* _DESCRIPTION OF THE TASK_:
Return each entry exactly, omitting nothing.

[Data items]
* Begin *

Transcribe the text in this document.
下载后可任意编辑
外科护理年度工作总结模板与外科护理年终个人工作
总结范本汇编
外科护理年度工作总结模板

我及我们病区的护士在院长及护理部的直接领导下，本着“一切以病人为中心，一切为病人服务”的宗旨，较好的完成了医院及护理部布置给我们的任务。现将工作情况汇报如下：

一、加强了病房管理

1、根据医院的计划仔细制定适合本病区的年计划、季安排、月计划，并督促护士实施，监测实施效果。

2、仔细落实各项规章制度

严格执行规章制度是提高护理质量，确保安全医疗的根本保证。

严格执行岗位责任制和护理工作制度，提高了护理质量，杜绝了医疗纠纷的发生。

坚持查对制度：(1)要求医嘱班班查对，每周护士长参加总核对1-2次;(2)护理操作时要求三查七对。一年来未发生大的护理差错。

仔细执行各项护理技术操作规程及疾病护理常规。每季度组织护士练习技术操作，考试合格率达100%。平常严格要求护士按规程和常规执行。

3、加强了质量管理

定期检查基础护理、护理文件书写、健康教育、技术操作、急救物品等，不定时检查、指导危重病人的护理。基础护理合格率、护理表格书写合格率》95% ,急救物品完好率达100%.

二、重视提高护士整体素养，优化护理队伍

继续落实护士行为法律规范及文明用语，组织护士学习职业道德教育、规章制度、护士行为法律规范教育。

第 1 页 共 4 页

* End *

* _EXPECTED OUTPUT_:
Transcribe the text in this document.
下载后可任意编辑
外科护理年度工作总结模板与外科护理年终个人工作
总结范本汇编
外科护理年度工作总结模板

我及我们病区的护士在院长及护理部的直接领导下，本着“一切以病人为中心，一切为病人服务”的宗旨，较好的完成了医院及护理部布置给我们的任务。现将工作情况汇报如下：

一、加强了病房管理

1、根据医院的计划仔细制定适合本病区的年计划、季安排、月计划，并督促护士实施，监测实施效果。

2、仔细落实各项规章制度

严格执行规章制度是提高护理质量，确保安全医疗的根本保证。

严格执行岗位责任制和护理工作制度，提高了护理质量，杜绝了医疗纠纷的发生。

坚持查对制度：(1)要求医嘱班班查对，每周护士长参加总核对1-2次;(2)护理操作时要求三查七对。一年来未发生大的护理差错。

仔细执行各项护理技术操作规程及疾病护理常规。每季度组织护士练习技术操作，考试合格率达100%。平常严格要求护士按规程和常规执行。

3、加强了质量管理

定期检查基础护理、护理文件书写、健康教育、技术操作、急救物品等，不定时检查、指导危重病人的护理。基础护理合格率、护理表格书写合格率》95% ,急救物品完好率达100%.

二、重视提高护士整体素养，优化护理队伍

继续落实护士行为法律规范及文明用语，组织护士学习职业道德教育、规章制度、护士行为法律规范教育。

第 1 页 共 4 页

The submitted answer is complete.